[Records contained in a dataset]
..............................

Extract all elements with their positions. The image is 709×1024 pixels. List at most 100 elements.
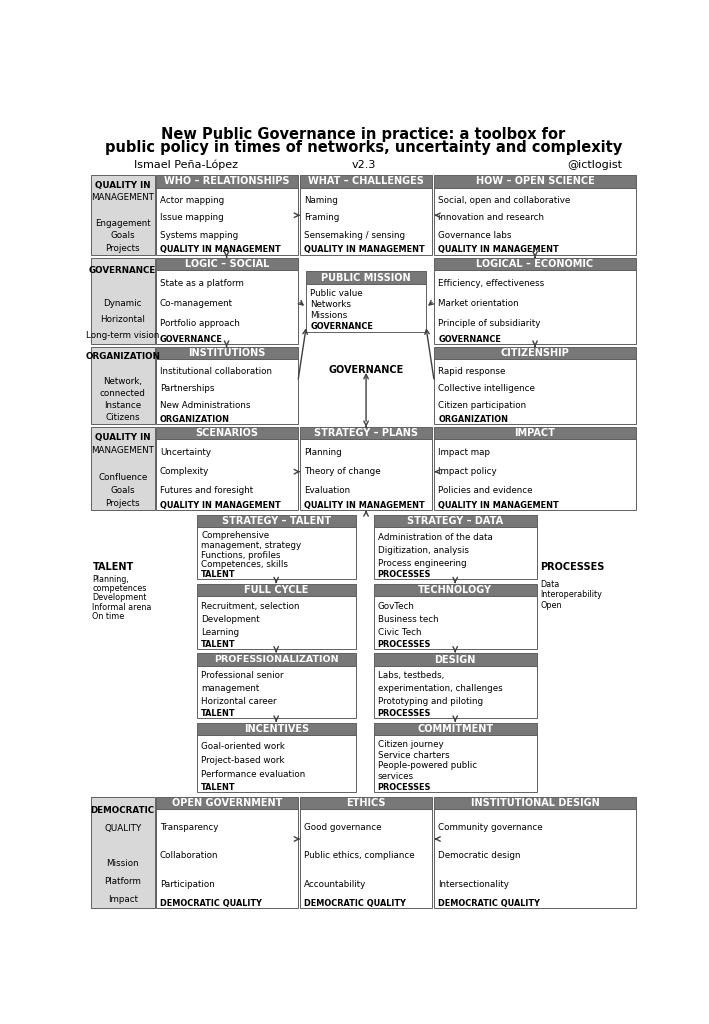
Text: Engagement: Engagement [95,218,150,227]
Text: People-powered public: People-powered public [378,761,477,770]
Text: TALENT: TALENT [201,709,235,718]
Text: Planning: Planning [304,449,342,457]
Text: Business tech: Business tech [378,615,438,624]
Text: Process engineering: Process engineering [378,558,467,567]
Text: Public ethics, compliance: Public ethics, compliance [304,851,415,860]
Bar [197,653,356,666]
Text: @ictlogist: @ictlogist [568,160,623,170]
Text: Co-management: Co-management [160,299,233,308]
Text: ORGANIZATION: ORGANIZATION [85,352,160,361]
Text: Professional senior: Professional senior [201,672,284,681]
Bar [435,187,636,255]
Bar [156,439,298,510]
Text: PROCESSES: PROCESSES [378,783,431,792]
Text: Evaluation: Evaluation [304,486,350,496]
Bar [300,427,432,439]
Bar [300,797,432,809]
Text: Project-based work: Project-based work [201,756,284,765]
Text: experimentation, challenges: experimentation, challenges [378,684,503,693]
Text: Prototyping and piloting: Prototyping and piloting [378,697,483,707]
Text: CITIZENSHIP: CITIZENSHIP [501,348,569,358]
Text: Complexity: Complexity [160,467,209,476]
Text: Missions: Missions [311,311,347,321]
Text: Rapid response: Rapid response [438,367,506,376]
Bar [435,347,636,359]
Text: Participation: Participation [160,880,215,889]
Text: Framing: Framing [304,213,340,222]
Text: DEMOCRATIC QUALITY: DEMOCRATIC QUALITY [160,899,262,908]
Text: ETHICS: ETHICS [346,798,386,808]
Text: New Administrations: New Administrations [160,401,250,410]
Bar [435,175,636,187]
Text: Transparency: Transparency [160,822,218,831]
Bar [306,284,425,332]
Bar [197,584,356,596]
Text: Impact: Impact [108,895,138,904]
Bar [306,271,425,284]
Text: connected: connected [100,389,145,398]
Bar [300,809,432,908]
Text: FULL CYCLE: FULL CYCLE [245,586,308,595]
Text: State as a platform: State as a platform [160,280,244,289]
Text: INSTITUTIONS: INSTITUTIONS [189,348,266,358]
Bar [91,427,155,510]
Text: Projects: Projects [106,499,140,508]
Text: Impact policy: Impact policy [438,467,497,476]
Text: Horizontal: Horizontal [100,315,145,324]
Bar [91,347,155,424]
Text: GOVERNANCE: GOVERNANCE [328,365,403,375]
Bar [156,187,298,255]
Bar [197,666,356,718]
Bar [156,270,298,344]
Text: STRATEGY – DATA: STRATEGY – DATA [407,516,503,526]
Text: QUALITY IN MANAGEMENT: QUALITY IN MANAGEMENT [160,246,281,254]
Text: ORGANIZATION: ORGANIZATION [438,415,508,424]
Text: GOVERNANCE: GOVERNANCE [311,323,373,332]
Bar [197,735,356,792]
Text: Governance labs: Governance labs [438,231,512,241]
Bar [91,175,155,255]
Text: Planning,: Planning, [92,575,129,584]
Text: Comprehensive: Comprehensive [201,531,269,541]
Text: GOVERNANCE: GOVERNANCE [438,335,501,344]
Text: management: management [201,684,259,693]
Bar [156,258,298,270]
Text: Long-term vision: Long-term vision [86,331,160,340]
Text: Competences, skills: Competences, skills [201,560,288,569]
Text: Theory of change: Theory of change [304,467,381,476]
Text: QUALITY IN: QUALITY IN [95,433,150,442]
Bar [156,797,298,809]
Bar [435,797,636,809]
Text: New Public Governance in practice: a toolbox for: New Public Governance in practice: a too… [161,127,566,141]
Text: Digitization, analysis: Digitization, analysis [378,546,469,555]
Text: MANAGEMENT: MANAGEMENT [91,194,155,203]
Text: OPEN GOVERNMENT: OPEN GOVERNMENT [172,798,282,808]
Bar [374,653,537,666]
Text: COMMITMENT: COMMITMENT [417,724,493,734]
Bar [91,258,155,344]
Text: DEMOCRATIC QUALITY: DEMOCRATIC QUALITY [438,899,540,908]
Text: PROCESSES: PROCESSES [540,562,605,572]
Text: Civic Tech: Civic Tech [378,628,421,637]
Text: Efficiency, effectiveness: Efficiency, effectiveness [438,280,545,289]
Text: Community governance: Community governance [438,822,543,831]
Text: PROFESSIONALIZATION: PROFESSIONALIZATION [214,655,339,665]
Text: Portfolio approach: Portfolio approach [160,319,240,329]
Bar [300,439,432,510]
Bar [435,359,636,424]
Bar [300,187,432,255]
Text: Systems mapping: Systems mapping [160,231,238,241]
Text: v2.3: v2.3 [351,160,376,170]
Text: QUALITY IN MANAGEMENT: QUALITY IN MANAGEMENT [438,501,559,510]
Text: Impact map: Impact map [438,449,490,457]
Text: Platform: Platform [104,878,141,886]
Text: Administration of the data: Administration of the data [378,532,493,542]
Text: Network,: Network, [104,377,143,386]
Bar [374,735,537,792]
Text: Networks: Networks [311,300,351,309]
Text: Collaboration: Collaboration [160,851,218,860]
Text: On time: On time [92,612,125,621]
Text: WHAT – CHALLENGES: WHAT – CHALLENGES [308,176,424,186]
Text: Issue mapping: Issue mapping [160,213,223,222]
Text: QUALITY: QUALITY [104,824,141,834]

..............................

Write out every line of the listing above word for word, but leave out the picture lines.

Extract all elements with their positions. The image is 709×1024 pixels. List at most 100 elements.
Text: Engagement: Engagement [95,218,150,227]
Text: People-powered public: People-powered public [378,761,477,770]
Text: TALENT: TALENT [201,709,235,718]
Text: Planning: Planning [304,449,342,457]
Text: Business tech: Business tech [378,615,438,624]
Text: Process engineering: Process engineering [378,558,467,567]
Text: Public ethics, compliance: Public ethics, compliance [304,851,415,860]
Bar [197,653,356,666]
Text: @ictlogist: @ictlogist [568,160,623,170]
Text: Co-management: Co-management [160,299,233,308]
Text: ORGANIZATION: ORGANIZATION [85,352,160,361]
Text: Professional senior: Professional senior [201,672,284,681]
Bar [435,187,636,255]
Bar [156,439,298,510]
Text: PROCESSES: PROCESSES [378,783,431,792]
Text: Evaluation: Evaluation [304,486,350,496]
Bar [300,427,432,439]
Bar [300,797,432,809]
Text: Project-based work: Project-based work [201,756,284,765]
Text: experimentation, challenges: experimentation, challenges [378,684,503,693]
Text: Prototyping and piloting: Prototyping and piloting [378,697,483,707]
Text: CITIZENSHIP: CITIZENSHIP [501,348,569,358]
Text: Complexity: Complexity [160,467,209,476]
Text: Missions: Missions [311,311,347,321]
Text: Rapid response: Rapid response [438,367,506,376]
Bar [435,347,636,359]
Text: Participation: Participation [160,880,215,889]
Text: Framing: Framing [304,213,340,222]
Text: DEMOCRATIC QUALITY: DEMOCRATIC QUALITY [160,899,262,908]
Text: ETHICS: ETHICS [346,798,386,808]
Text: New Administrations: New Administrations [160,401,250,410]
Bar [435,175,636,187]
Text: Transparency: Transparency [160,822,218,831]
Bar [306,284,425,332]
Bar [197,584,356,596]
Text: Impact: Impact [108,895,138,904]
Bar [306,271,425,284]
Text: connected: connected [100,389,145,398]
Bar [300,809,432,908]
Text: FULL CYCLE: FULL CYCLE [245,586,308,595]
Text: State as a platform: State as a platform [160,280,244,289]
Text: INSTITUTIONS: INSTITUTIONS [189,348,266,358]
Bar [91,427,155,510]
Text: Projects: Projects [106,499,140,508]
Text: Impact policy: Impact policy [438,467,497,476]
Text: Horizontal: Horizontal [100,315,145,324]
Bar [91,347,155,424]
Text: GOVERNANCE: GOVERNANCE [328,365,403,375]
Bar [156,187,298,255]
Bar [197,666,356,718]
Bar [156,270,298,344]
Text: STRATEGY – DATA: STRATEGY – DATA [407,516,503,526]
Text: QUALITY IN MANAGEMENT: QUALITY IN MANAGEMENT [160,246,281,254]
Text: ORGANIZATION: ORGANIZATION [438,415,508,424]
Text: GOVERNANCE: GOVERNANCE [311,323,373,332]
Bar [197,735,356,792]
Text: Governance labs: Governance labs [438,231,512,241]
Bar [91,175,155,255]
Text: Planning,: Planning, [92,575,129,584]
Text: Comprehensive: Comprehensive [201,531,269,541]
Text: GOVERNANCE: GOVERNANCE [438,335,501,344]
Text: management: management [201,684,259,693]
Bar [156,258,298,270]
Text: Long-term vision: Long-term vision [86,331,160,340]
Text: Competences, skills: Competences, skills [201,560,288,569]
Text: Theory of change: Theory of change [304,467,381,476]
Text: QUALITY IN: QUALITY IN [95,433,150,442]
Bar [156,797,298,809]
Bar [435,797,636,809]
Text: New Public Governance in practice: a toolbox for: New Public Governance in practice: a too… [161,127,566,141]
Text: Digitization, analysis: Digitization, analysis [378,546,469,555]
Text: MANAGEMENT: MANAGEMENT [91,194,155,203]
Text: OPEN GOVERNMENT: OPEN GOVERNMENT [172,798,282,808]
Bar [374,653,537,666]
Text: COMMITMENT: COMMITMENT [417,724,493,734]
Bar [91,258,155,344]
Text: DEMOCRATIC QUALITY: DEMOCRATIC QUALITY [438,899,540,908]
Text: PROCESSES: PROCESSES [540,562,605,572]
Text: Civic Tech: Civic Tech [378,628,421,637]
Text: Efficiency, effectiveness: Efficiency, effectiveness [438,280,545,289]
Text: Community governance: Community governance [438,822,543,831]
Text: PROFESSIONALIZATION: PROFESSIONALIZATION [214,655,339,665]
Text: Portfolio approach: Portfolio approach [160,319,240,329]
Bar [300,439,432,510]
Bar [435,359,636,424]
Bar [300,187,432,255]
Text: Systems mapping: Systems mapping [160,231,238,241]
Text: v2.3: v2.3 [351,160,376,170]
Text: QUALITY IN MANAGEMENT: QUALITY IN MANAGEMENT [438,501,559,510]
Text: Impact map: Impact map [438,449,490,457]
Text: Platform: Platform [104,878,141,886]
Text: Administration of the data: Administration of the data [378,532,493,542]
Text: Network,: Network, [104,377,143,386]
Bar [374,735,537,792]
Text: Networks: Networks [311,300,351,309]
Text: Collaboration: Collaboration [160,851,218,860]
Text: On time: On time [92,612,125,621]
Text: WHAT – CHALLENGES: WHAT – CHALLENGES [308,176,424,186]
Text: Issue mapping: Issue mapping [160,213,223,222]
Text: QUALITY: QUALITY [104,824,141,834]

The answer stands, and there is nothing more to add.